Could you print every record below exactly as it appears?

(Structured figure records)
## BEGIN
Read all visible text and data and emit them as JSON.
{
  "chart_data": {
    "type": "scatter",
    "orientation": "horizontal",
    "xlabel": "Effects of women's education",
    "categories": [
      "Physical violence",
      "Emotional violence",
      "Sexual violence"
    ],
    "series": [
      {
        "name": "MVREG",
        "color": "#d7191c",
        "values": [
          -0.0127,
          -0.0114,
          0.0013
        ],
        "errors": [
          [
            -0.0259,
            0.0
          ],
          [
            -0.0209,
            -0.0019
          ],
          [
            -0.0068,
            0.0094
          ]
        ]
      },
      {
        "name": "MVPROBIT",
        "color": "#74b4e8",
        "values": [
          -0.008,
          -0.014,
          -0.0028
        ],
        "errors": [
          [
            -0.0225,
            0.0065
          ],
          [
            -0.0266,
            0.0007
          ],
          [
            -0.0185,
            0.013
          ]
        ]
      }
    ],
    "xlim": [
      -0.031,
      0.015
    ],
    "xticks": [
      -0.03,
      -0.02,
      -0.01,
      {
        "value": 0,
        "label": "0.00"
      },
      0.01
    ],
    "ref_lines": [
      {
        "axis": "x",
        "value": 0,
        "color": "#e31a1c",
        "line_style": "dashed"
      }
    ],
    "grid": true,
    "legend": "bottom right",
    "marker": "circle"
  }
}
## END
Result of the exercise
Read all visible text and data and emit them as JSON.
{
  "chart_data": {
    "type": "scatter",
    "orientation": "horizontal",
    "xlabel": "Effects of women's education",
    "categories": [
      "Physical violence",
      "Emotional violence",
      "Sexual violence"
    ],
    "series": [
      {
        "name": "MVREG",
        "color": "#d7191c",
        "values": [
          -0.0127,
          -0.0114,
          0.0013
        ],
        "errors": [
          [
            -0.0259,
            0.0
          ],
          [
            -0.0209,
            -0.0019
          ],
          [
            -0.0068,
            0.0094
          ]
        ]
      },
      {
        "name": "MVPROBIT",
        "color": "#74b4e8",
        "values": [
          -0.008,
          -0.014,
          -0.0028
        ],
        "errors": [
          [
            -0.0225,
            0.0065
          ],
          [
            -0.0266,
            0.0007
          ],
          [
            -0.0185,
            0.013
          ]
        ]
      }
    ],
    "xlim": [
      -0.031,
      0.015
    ],
    "xticks": [
      -0.03,
      -0.02,
      -0.01,
      {
        "value": 0,
        "label": "0.00"
      },
      0.01
    ],
    "ref_lines": [
      {
        "axis": "x",
        "value": 0,
        "color": "#e31a1c",
        "line_style": "dashed"
      }
    ],
    "grid": true,
    "legend": "bottom right",
    "marker": "circle"
  }
}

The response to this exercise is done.